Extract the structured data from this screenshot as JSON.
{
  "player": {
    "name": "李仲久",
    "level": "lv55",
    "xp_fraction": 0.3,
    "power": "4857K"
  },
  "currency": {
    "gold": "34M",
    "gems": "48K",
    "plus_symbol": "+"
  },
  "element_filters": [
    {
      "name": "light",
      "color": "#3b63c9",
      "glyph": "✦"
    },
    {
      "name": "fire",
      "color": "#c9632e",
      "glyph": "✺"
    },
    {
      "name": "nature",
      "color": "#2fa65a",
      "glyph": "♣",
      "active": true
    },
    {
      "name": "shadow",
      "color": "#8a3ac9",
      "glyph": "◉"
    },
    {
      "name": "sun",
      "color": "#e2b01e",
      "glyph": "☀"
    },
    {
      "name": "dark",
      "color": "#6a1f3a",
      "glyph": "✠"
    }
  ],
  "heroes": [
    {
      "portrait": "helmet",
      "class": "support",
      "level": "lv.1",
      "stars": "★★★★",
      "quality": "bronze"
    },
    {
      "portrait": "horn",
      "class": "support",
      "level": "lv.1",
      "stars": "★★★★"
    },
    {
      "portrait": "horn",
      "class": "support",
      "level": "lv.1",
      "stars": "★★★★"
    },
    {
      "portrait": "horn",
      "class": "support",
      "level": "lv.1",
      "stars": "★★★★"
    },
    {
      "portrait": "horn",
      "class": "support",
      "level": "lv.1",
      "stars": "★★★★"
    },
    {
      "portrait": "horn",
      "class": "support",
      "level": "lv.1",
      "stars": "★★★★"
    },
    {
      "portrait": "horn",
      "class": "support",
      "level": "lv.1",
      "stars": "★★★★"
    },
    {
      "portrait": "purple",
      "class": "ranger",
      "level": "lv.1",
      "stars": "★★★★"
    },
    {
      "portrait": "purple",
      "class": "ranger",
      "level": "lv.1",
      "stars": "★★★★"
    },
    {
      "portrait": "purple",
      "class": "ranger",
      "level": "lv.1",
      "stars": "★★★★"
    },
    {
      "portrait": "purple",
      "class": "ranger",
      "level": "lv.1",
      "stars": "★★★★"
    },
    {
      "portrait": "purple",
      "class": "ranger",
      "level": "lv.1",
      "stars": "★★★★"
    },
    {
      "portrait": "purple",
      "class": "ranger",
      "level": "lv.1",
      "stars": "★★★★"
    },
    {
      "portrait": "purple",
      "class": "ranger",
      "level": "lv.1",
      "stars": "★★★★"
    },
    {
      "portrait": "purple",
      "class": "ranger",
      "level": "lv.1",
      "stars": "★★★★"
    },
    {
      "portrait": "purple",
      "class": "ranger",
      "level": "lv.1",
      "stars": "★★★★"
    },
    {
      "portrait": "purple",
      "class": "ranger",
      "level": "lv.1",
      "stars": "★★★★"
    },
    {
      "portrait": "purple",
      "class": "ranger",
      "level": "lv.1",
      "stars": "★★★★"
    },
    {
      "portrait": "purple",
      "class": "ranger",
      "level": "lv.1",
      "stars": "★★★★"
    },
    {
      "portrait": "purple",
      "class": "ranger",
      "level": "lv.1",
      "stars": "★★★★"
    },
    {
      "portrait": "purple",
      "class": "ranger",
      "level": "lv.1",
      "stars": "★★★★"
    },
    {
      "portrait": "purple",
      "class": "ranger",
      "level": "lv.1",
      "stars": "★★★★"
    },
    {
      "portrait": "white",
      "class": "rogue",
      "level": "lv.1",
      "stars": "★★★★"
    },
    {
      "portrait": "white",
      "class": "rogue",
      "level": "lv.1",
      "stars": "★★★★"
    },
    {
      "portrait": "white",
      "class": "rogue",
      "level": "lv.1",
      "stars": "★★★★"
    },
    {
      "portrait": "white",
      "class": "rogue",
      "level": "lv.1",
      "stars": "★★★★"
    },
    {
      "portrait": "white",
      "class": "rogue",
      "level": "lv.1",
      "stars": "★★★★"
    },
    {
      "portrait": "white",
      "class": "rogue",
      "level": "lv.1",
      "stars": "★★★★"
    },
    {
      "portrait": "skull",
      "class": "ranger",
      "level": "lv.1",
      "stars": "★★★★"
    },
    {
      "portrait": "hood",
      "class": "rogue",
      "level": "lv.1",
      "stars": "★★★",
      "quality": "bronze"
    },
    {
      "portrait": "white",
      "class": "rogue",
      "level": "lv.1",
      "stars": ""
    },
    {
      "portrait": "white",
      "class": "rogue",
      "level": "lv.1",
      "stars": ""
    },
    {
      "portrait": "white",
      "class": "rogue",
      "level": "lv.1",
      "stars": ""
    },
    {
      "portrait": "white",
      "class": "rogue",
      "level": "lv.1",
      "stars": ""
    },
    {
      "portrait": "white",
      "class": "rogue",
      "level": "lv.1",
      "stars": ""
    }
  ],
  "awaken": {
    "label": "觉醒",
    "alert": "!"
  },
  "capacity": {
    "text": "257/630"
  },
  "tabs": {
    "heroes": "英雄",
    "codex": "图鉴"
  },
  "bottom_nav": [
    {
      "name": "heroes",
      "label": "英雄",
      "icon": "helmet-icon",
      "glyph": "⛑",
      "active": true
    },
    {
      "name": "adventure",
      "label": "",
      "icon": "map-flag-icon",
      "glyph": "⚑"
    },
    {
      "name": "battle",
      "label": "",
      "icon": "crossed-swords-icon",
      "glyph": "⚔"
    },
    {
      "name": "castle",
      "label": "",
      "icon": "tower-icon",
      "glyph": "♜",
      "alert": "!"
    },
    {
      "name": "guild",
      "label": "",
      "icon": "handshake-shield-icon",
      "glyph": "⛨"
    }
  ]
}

WHAT IS REQUIRED: Copy out each line of the records where the string "name" appears.

ANSWER:
    "name": "李仲久",
      "name": "light",
      "name": "fire",
      "name": "nature",
      "name": "shadow",
      "name": "sun",
      "name": "dark",
      "name": "heroes",
      "name": "adventure",
      "name": "battle",
      "name": "castle",
      "name": "guild",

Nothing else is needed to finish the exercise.